**Exercise directions:**
Retype all material exactly. Pictures stay out of the copy.

═══

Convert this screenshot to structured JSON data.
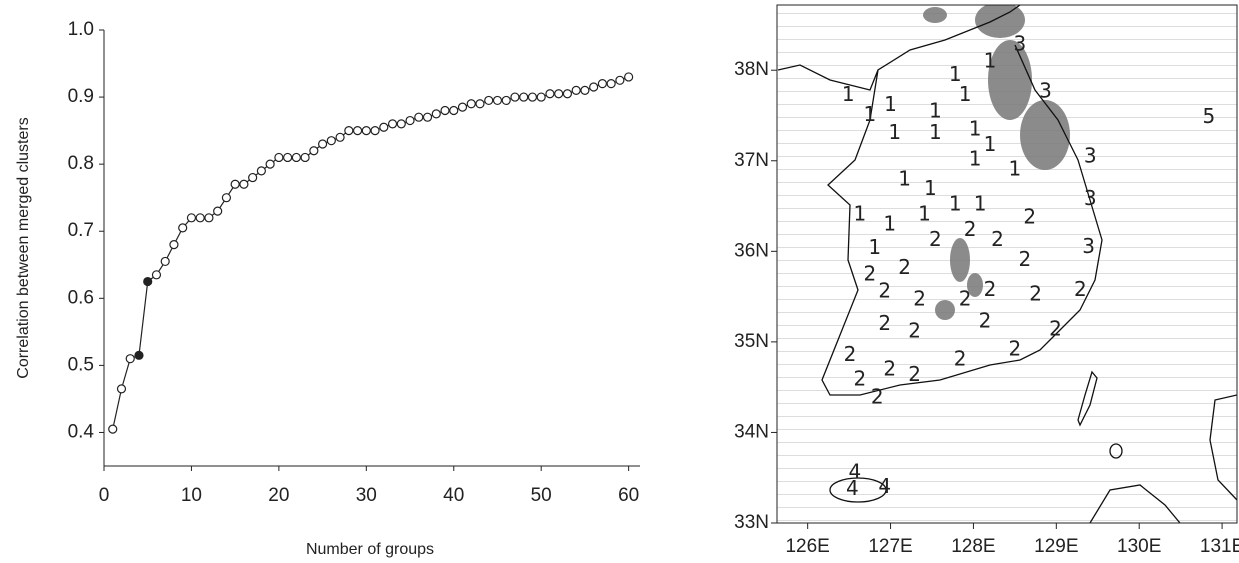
{
  "chart_data": [
    {
      "type": "line",
      "ylabel": "Correlation between merged clusters",
      "xlabel": "Number of groups",
      "x": [
        1,
        2,
        3,
        4,
        5,
        6,
        7,
        8,
        9,
        10,
        11,
        12,
        13,
        14,
        15,
        16,
        17,
        18,
        19,
        20,
        21,
        22,
        23,
        24,
        25,
        26,
        27,
        28,
        29,
        30,
        31,
        32,
        33,
        34,
        35,
        36,
        37,
        38,
        39,
        40,
        41,
        42,
        43,
        44,
        45,
        46,
        47,
        48,
        49,
        50,
        51,
        52,
        53,
        54,
        55,
        56,
        57,
        58,
        59,
        60
      ],
      "values": [
        0.405,
        0.465,
        0.51,
        0.515,
        0.625,
        0.635,
        0.655,
        0.68,
        0.705,
        0.72,
        0.72,
        0.72,
        0.73,
        0.75,
        0.77,
        0.77,
        0.78,
        0.79,
        0.8,
        0.81,
        0.81,
        0.81,
        0.81,
        0.82,
        0.83,
        0.835,
        0.84,
        0.85,
        0.85,
        0.85,
        0.85,
        0.855,
        0.86,
        0.86,
        0.865,
        0.87,
        0.87,
        0.875,
        0.88,
        0.88,
        0.885,
        0.89,
        0.89,
        0.895,
        0.895,
        0.895,
        0.9,
        0.9,
        0.9,
        0.9,
        0.905,
        0.905,
        0.905,
        0.91,
        0.91,
        0.915,
        0.92,
        0.92,
        0.925,
        0.93
      ],
      "filled_x": [
        4,
        5
      ],
      "color": "#222222",
      "xlim": [
        0,
        61.3
      ],
      "ylim": [
        0.35,
        1.0
      ],
      "xticks": [
        0,
        10,
        20,
        30,
        40,
        50,
        60
      ],
      "yticks": [
        0.4,
        0.5,
        0.6,
        0.7,
        0.8,
        0.9,
        {
          "value": 1,
          "label": "1.0"
        }
      ]
    },
    {
      "type": "map",
      "xlim": [
        125.63,
        131.18
      ],
      "ylim": [
        33,
        38.72
      ],
      "xticks": [
        {
          "value": 126,
          "label": "126E"
        },
        {
          "value": 127,
          "label": "127E"
        },
        {
          "value": 128,
          "label": "128E"
        },
        {
          "value": 129,
          "label": "129E"
        },
        {
          "value": 130,
          "label": "130E"
        },
        {
          "value": 131,
          "label": "131E"
        }
      ],
      "yticks": [
        {
          "value": 33,
          "label": "33N"
        },
        {
          "value": 34,
          "label": "34N"
        },
        {
          "value": 35,
          "label": "35N"
        },
        {
          "value": 36,
          "label": "36N"
        },
        {
          "value": 37,
          "label": "37N"
        },
        {
          "value": 38,
          "label": "38N"
        }
      ],
      "labels": [
        {
          "lon": 128.56,
          "lat": 38.28,
          "text": "3"
        },
        {
          "lon": 128.2,
          "lat": 38.09,
          "text": "1"
        },
        {
          "lon": 127.78,
          "lat": 37.94,
          "text": "1"
        },
        {
          "lon": 126.49,
          "lat": 37.72,
          "text": "1"
        },
        {
          "lon": 127.0,
          "lat": 37.61,
          "text": "1"
        },
        {
          "lon": 127.54,
          "lat": 37.54,
          "text": "1"
        },
        {
          "lon": 127.9,
          "lat": 37.72,
          "text": "1"
        },
        {
          "lon": 128.87,
          "lat": 37.76,
          "text": "3"
        },
        {
          "lon": 126.75,
          "lat": 37.5,
          "text": "1"
        },
        {
          "lon": 127.05,
          "lat": 37.3,
          "text": "1"
        },
        {
          "lon": 127.54,
          "lat": 37.3,
          "text": "1"
        },
        {
          "lon": 128.02,
          "lat": 37.34,
          "text": "1"
        },
        {
          "lon": 128.2,
          "lat": 37.17,
          "text": "1"
        },
        {
          "lon": 128.02,
          "lat": 37.01,
          "text": "1"
        },
        {
          "lon": 128.5,
          "lat": 36.9,
          "text": "1"
        },
        {
          "lon": 129.41,
          "lat": 37.04,
          "text": "3"
        },
        {
          "lon": 130.84,
          "lat": 37.48,
          "text": "5"
        },
        {
          "lon": 127.17,
          "lat": 36.79,
          "text": "1"
        },
        {
          "lon": 127.48,
          "lat": 36.68,
          "text": "1"
        },
        {
          "lon": 127.78,
          "lat": 36.51,
          "text": "1"
        },
        {
          "lon": 128.08,
          "lat": 36.51,
          "text": "1"
        },
        {
          "lon": 129.41,
          "lat": 36.57,
          "text": "3"
        },
        {
          "lon": 126.63,
          "lat": 36.4,
          "text": "1"
        },
        {
          "lon": 126.99,
          "lat": 36.29,
          "text": "1"
        },
        {
          "lon": 127.41,
          "lat": 36.4,
          "text": "1"
        },
        {
          "lon": 127.96,
          "lat": 36.23,
          "text": "2"
        },
        {
          "lon": 128.68,
          "lat": 36.37,
          "text": "2"
        },
        {
          "lon": 127.54,
          "lat": 36.12,
          "text": "2"
        },
        {
          "lon": 128.29,
          "lat": 36.12,
          "text": "2"
        },
        {
          "lon": 129.39,
          "lat": 36.04,
          "text": "3"
        },
        {
          "lon": 126.81,
          "lat": 36.03,
          "text": "1"
        },
        {
          "lon": 126.75,
          "lat": 35.74,
          "text": "2"
        },
        {
          "lon": 127.17,
          "lat": 35.81,
          "text": "2"
        },
        {
          "lon": 128.62,
          "lat": 35.9,
          "text": "2"
        },
        {
          "lon": 126.93,
          "lat": 35.55,
          "text": "2"
        },
        {
          "lon": 127.35,
          "lat": 35.46,
          "text": "2"
        },
        {
          "lon": 127.9,
          "lat": 35.46,
          "text": "2"
        },
        {
          "lon": 128.2,
          "lat": 35.57,
          "text": "2"
        },
        {
          "lon": 128.75,
          "lat": 35.52,
          "text": "2"
        },
        {
          "lon": 129.29,
          "lat": 35.57,
          "text": "2"
        },
        {
          "lon": 126.93,
          "lat": 35.19,
          "text": "2"
        },
        {
          "lon": 127.29,
          "lat": 35.11,
          "text": "2"
        },
        {
          "lon": 128.14,
          "lat": 35.22,
          "text": "2"
        },
        {
          "lon": 128.99,
          "lat": 35.13,
          "text": "2"
        },
        {
          "lon": 126.51,
          "lat": 34.85,
          "text": "2"
        },
        {
          "lon": 127.84,
          "lat": 34.8,
          "text": "2"
        },
        {
          "lon": 128.5,
          "lat": 34.91,
          "text": "2"
        },
        {
          "lon": 126.63,
          "lat": 34.58,
          "text": "2"
        },
        {
          "lon": 126.99,
          "lat": 34.69,
          "text": "2"
        },
        {
          "lon": 127.29,
          "lat": 34.63,
          "text": "2"
        },
        {
          "lon": 126.84,
          "lat": 34.38,
          "text": "2"
        },
        {
          "lon": 126.57,
          "lat": 33.55,
          "text": "4"
        },
        {
          "lon": 126.93,
          "lat": 33.39,
          "text": "4"
        },
        {
          "lon": 126.54,
          "lat": 33.37,
          "text": "4"
        }
      ]
    }
  ]
}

═══

**Task result:**
Convert this screenshot to structured JSON data.
{
  "chart_data": [
    {
      "type": "line",
      "ylabel": "Correlation between merged clusters",
      "xlabel": "Number of groups",
      "x": [
        1,
        2,
        3,
        4,
        5,
        6,
        7,
        8,
        9,
        10,
        11,
        12,
        13,
        14,
        15,
        16,
        17,
        18,
        19,
        20,
        21,
        22,
        23,
        24,
        25,
        26,
        27,
        28,
        29,
        30,
        31,
        32,
        33,
        34,
        35,
        36,
        37,
        38,
        39,
        40,
        41,
        42,
        43,
        44,
        45,
        46,
        47,
        48,
        49,
        50,
        51,
        52,
        53,
        54,
        55,
        56,
        57,
        58,
        59,
        60
      ],
      "values": [
        0.405,
        0.465,
        0.51,
        0.515,
        0.625,
        0.635,
        0.655,
        0.68,
        0.705,
        0.72,
        0.72,
        0.72,
        0.73,
        0.75,
        0.77,
        0.77,
        0.78,
        0.79,
        0.8,
        0.81,
        0.81,
        0.81,
        0.81,
        0.82,
        0.83,
        0.835,
        0.84,
        0.85,
        0.85,
        0.85,
        0.85,
        0.855,
        0.86,
        0.86,
        0.865,
        0.87,
        0.87,
        0.875,
        0.88,
        0.88,
        0.885,
        0.89,
        0.89,
        0.895,
        0.895,
        0.895,
        0.9,
        0.9,
        0.9,
        0.9,
        0.905,
        0.905,
        0.905,
        0.91,
        0.91,
        0.915,
        0.92,
        0.92,
        0.925,
        0.93
      ],
      "filled_x": [
        4,
        5
      ],
      "color": "#222222",
      "xlim": [
        0,
        61.3
      ],
      "ylim": [
        0.35,
        1.0
      ],
      "xticks": [
        0,
        10,
        20,
        30,
        40,
        50,
        60
      ],
      "yticks": [
        0.4,
        0.5,
        0.6,
        0.7,
        0.8,
        0.9,
        {
          "value": 1,
          "label": "1.0"
        }
      ]
    },
    {
      "type": "map",
      "xlim": [
        125.63,
        131.18
      ],
      "ylim": [
        33,
        38.72
      ],
      "xticks": [
        {
          "value": 126,
          "label": "126E"
        },
        {
          "value": 127,
          "label": "127E"
        },
        {
          "value": 128,
          "label": "128E"
        },
        {
          "value": 129,
          "label": "129E"
        },
        {
          "value": 130,
          "label": "130E"
        },
        {
          "value": 131,
          "label": "131E"
        }
      ],
      "yticks": [
        {
          "value": 33,
          "label": "33N"
        },
        {
          "value": 34,
          "label": "34N"
        },
        {
          "value": 35,
          "label": "35N"
        },
        {
          "value": 36,
          "label": "36N"
        },
        {
          "value": 37,
          "label": "37N"
        },
        {
          "value": 38,
          "label": "38N"
        }
      ],
      "labels": [
        {
          "lon": 128.56,
          "lat": 38.28,
          "text": "3"
        },
        {
          "lon": 128.2,
          "lat": 38.09,
          "text": "1"
        },
        {
          "lon": 127.78,
          "lat": 37.94,
          "text": "1"
        },
        {
          "lon": 126.49,
          "lat": 37.72,
          "text": "1"
        },
        {
          "lon": 127.0,
          "lat": 37.61,
          "text": "1"
        },
        {
          "lon": 127.54,
          "lat": 37.54,
          "text": "1"
        },
        {
          "lon": 127.9,
          "lat": 37.72,
          "text": "1"
        },
        {
          "lon": 128.87,
          "lat": 37.76,
          "text": "3"
        },
        {
          "lon": 126.75,
          "lat": 37.5,
          "text": "1"
        },
        {
          "lon": 127.05,
          "lat": 37.3,
          "text": "1"
        },
        {
          "lon": 127.54,
          "lat": 37.3,
          "text": "1"
        },
        {
          "lon": 128.02,
          "lat": 37.34,
          "text": "1"
        },
        {
          "lon": 128.2,
          "lat": 37.17,
          "text": "1"
        },
        {
          "lon": 128.02,
          "lat": 37.01,
          "text": "1"
        },
        {
          "lon": 128.5,
          "lat": 36.9,
          "text": "1"
        },
        {
          "lon": 129.41,
          "lat": 37.04,
          "text": "3"
        },
        {
          "lon": 130.84,
          "lat": 37.48,
          "text": "5"
        },
        {
          "lon": 127.17,
          "lat": 36.79,
          "text": "1"
        },
        {
          "lon": 127.48,
          "lat": 36.68,
          "text": "1"
        },
        {
          "lon": 127.78,
          "lat": 36.51,
          "text": "1"
        },
        {
          "lon": 128.08,
          "lat": 36.51,
          "text": "1"
        },
        {
          "lon": 129.41,
          "lat": 36.57,
          "text": "3"
        },
        {
          "lon": 126.63,
          "lat": 36.4,
          "text": "1"
        },
        {
          "lon": 126.99,
          "lat": 36.29,
          "text": "1"
        },
        {
          "lon": 127.41,
          "lat": 36.4,
          "text": "1"
        },
        {
          "lon": 127.96,
          "lat": 36.23,
          "text": "2"
        },
        {
          "lon": 128.68,
          "lat": 36.37,
          "text": "2"
        },
        {
          "lon": 127.54,
          "lat": 36.12,
          "text": "2"
        },
        {
          "lon": 128.29,
          "lat": 36.12,
          "text": "2"
        },
        {
          "lon": 129.39,
          "lat": 36.04,
          "text": "3"
        },
        {
          "lon": 126.81,
          "lat": 36.03,
          "text": "1"
        },
        {
          "lon": 126.75,
          "lat": 35.74,
          "text": "2"
        },
        {
          "lon": 127.17,
          "lat": 35.81,
          "text": "2"
        },
        {
          "lon": 128.62,
          "lat": 35.9,
          "text": "2"
        },
        {
          "lon": 126.93,
          "lat": 35.55,
          "text": "2"
        },
        {
          "lon": 127.35,
          "lat": 35.46,
          "text": "2"
        },
        {
          "lon": 127.9,
          "lat": 35.46,
          "text": "2"
        },
        {
          "lon": 128.2,
          "lat": 35.57,
          "text": "2"
        },
        {
          "lon": 128.75,
          "lat": 35.52,
          "text": "2"
        },
        {
          "lon": 129.29,
          "lat": 35.57,
          "text": "2"
        },
        {
          "lon": 126.93,
          "lat": 35.19,
          "text": "2"
        },
        {
          "lon": 127.29,
          "lat": 35.11,
          "text": "2"
        },
        {
          "lon": 128.14,
          "lat": 35.22,
          "text": "2"
        },
        {
          "lon": 128.99,
          "lat": 35.13,
          "text": "2"
        },
        {
          "lon": 126.51,
          "lat": 34.85,
          "text": "2"
        },
        {
          "lon": 127.84,
          "lat": 34.8,
          "text": "2"
        },
        {
          "lon": 128.5,
          "lat": 34.91,
          "text": "2"
        },
        {
          "lon": 126.63,
          "lat": 34.58,
          "text": "2"
        },
        {
          "lon": 126.99,
          "lat": 34.69,
          "text": "2"
        },
        {
          "lon": 127.29,
          "lat": 34.63,
          "text": "2"
        },
        {
          "lon": 126.84,
          "lat": 34.38,
          "text": "2"
        },
        {
          "lon": 126.57,
          "lat": 33.55,
          "text": "4"
        },
        {
          "lon": 126.93,
          "lat": 33.39,
          "text": "4"
        },
        {
          "lon": 126.54,
          "lat": 33.37,
          "text": "4"
        }
      ]
    }
  ]
}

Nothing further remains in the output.